== GIVEN TASK ==
Copy the rows below character for character, starting at the line containing "home-line-2: domicile — [483, 412, 528, 426]" and ending with the line containing "first-consultation-body-1: Mesure de", both endpoints included.

== RECORDED DATA ==

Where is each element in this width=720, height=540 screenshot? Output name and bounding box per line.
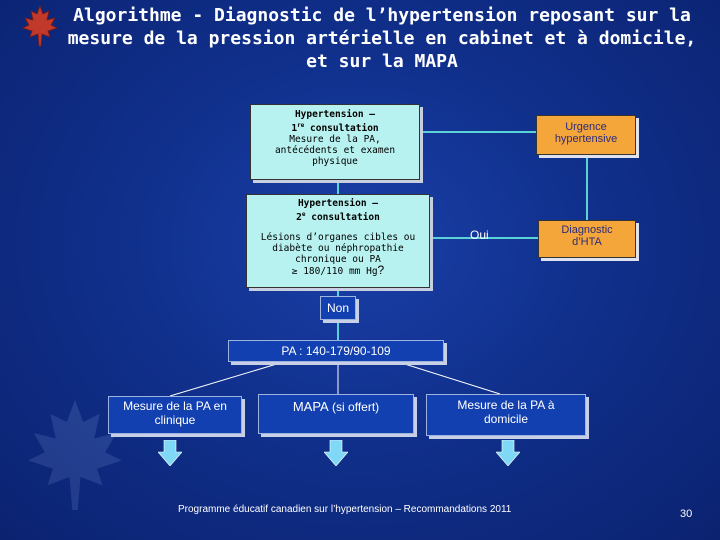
home-line-2: domicile — [483, 412, 528, 426]
diagnosis-line-2: d’HTA — [572, 236, 602, 248]
down-arrow-icon — [158, 440, 182, 466]
consult1-sup: re — [297, 122, 305, 129]
consult2-rest: consultation — [305, 212, 380, 224]
abpm-box: MAPA (si offert) — [258, 394, 414, 434]
question-mark: ? — [377, 263, 385, 278]
second-consultation-subtitle: 2e consultation — [247, 209, 429, 223]
page-number: 30 — [680, 508, 693, 520]
first-consultation-body-1: Mesure de la PA, — [289, 134, 381, 146]
clinic-measurement-box: Mesure de la PA en clinique — [108, 396, 242, 434]
no-label: Non — [326, 301, 349, 315]
footer-credit: Programme éducatif canadien sur l’hypert… — [178, 504, 512, 515]
hypertension-diagnosis-box: Diagnostic d’HTA — [538, 220, 636, 258]
second-consultation-body-3: chronique ou PA — [295, 254, 381, 266]
consult2-num: 2 — [296, 212, 302, 224]
maple-leaf-logo-icon — [21, 4, 59, 47]
no-box: Non — [320, 296, 356, 320]
pa-range-box: PA : 140-179/90-109 — [228, 340, 444, 362]
hypertensive-emergency-box: Urgence hypertensive — [536, 115, 636, 155]
clinic-line-1: Mesure de la PA en — [123, 399, 227, 413]
page-title: Algorithme - Diagnostic de l’hypertensio… — [52, 4, 712, 73]
title-line-3: et sur la MAPA — [306, 51, 458, 72]
title-line-1: Algorithme - Diagnostic de l’hypertensio… — [73, 5, 691, 26]
yes-label: Oui — [470, 228, 489, 242]
down-arrow-icon — [324, 440, 348, 466]
second-consultation-body-1: Lésions d’organes cibles ou — [260, 232, 416, 244]
first-consultation-box: Hypertension – 1re consultation Mesure d… — [250, 104, 420, 180]
home-measurement-box: Mesure de la PA à domicile — [426, 394, 586, 436]
consult1-num: 1 — [291, 123, 298, 135]
pa-threshold: ≥ 180/110 mm Hg — [291, 266, 378, 278]
consult1-rest: consultation — [304, 123, 379, 135]
down-arrow-icon — [496, 440, 520, 466]
clinic-line-2: clinique — [154, 413, 196, 427]
emergency-line-2: hypertensive — [554, 133, 618, 145]
consult2-sup: e — [301, 211, 306, 218]
second-consultation-title: Hypertension – — [297, 198, 379, 209]
emergency-line-1: Urgence — [565, 121, 607, 133]
second-consultation-body-2: diabète ou néphropathie — [272, 243, 404, 255]
abpm-sub: (si offert) — [328, 400, 380, 414]
second-consultation-box: Hypertension – 2e consultation Lésions d… — [246, 194, 430, 288]
second-consultation-body-4: ≥ 180/110 mm Hg? — [247, 263, 429, 278]
abpm-label: MAPA — [292, 399, 329, 414]
pa-range-label: PA : 140-179/90-109 — [281, 344, 391, 358]
first-consultation-body-2: antécédents et examen physique — [274, 145, 396, 168]
title-line-2: mesure de la pression artérielle en cabi… — [67, 28, 697, 49]
connector-pa-domicile — [391, 359, 501, 395]
first-consultation-title: Hypertension – — [294, 109, 376, 120]
connector-pa-clinique — [169, 359, 291, 397]
first-consultation-subtitle: 1re consultation — [251, 120, 419, 134]
diagnosis-line-1: Diagnostic — [561, 224, 613, 236]
background-maple-leaf-icon — [28, 400, 122, 510]
home-line-1: Mesure de la PA à — [457, 398, 555, 412]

== SOLUTION TO THIS PROBLEM ==
home-line-2: domicile — [483, 412, 528, 426]
diagnosis-line-2: d’HTA — [572, 236, 602, 248]
down-arrow-icon — [158, 440, 182, 466]
consult1-sup: re — [297, 122, 305, 129]
consult2-rest: consultation — [305, 212, 380, 224]
abpm-box: MAPA (si offert) — [258, 394, 414, 434]
question-mark: ? — [377, 263, 385, 278]
second-consultation-subtitle: 2e consultation — [247, 209, 429, 223]
page-number: 30 — [680, 508, 693, 520]
first-consultation-body-1: Mesure de la PA, — [289, 134, 381, 146]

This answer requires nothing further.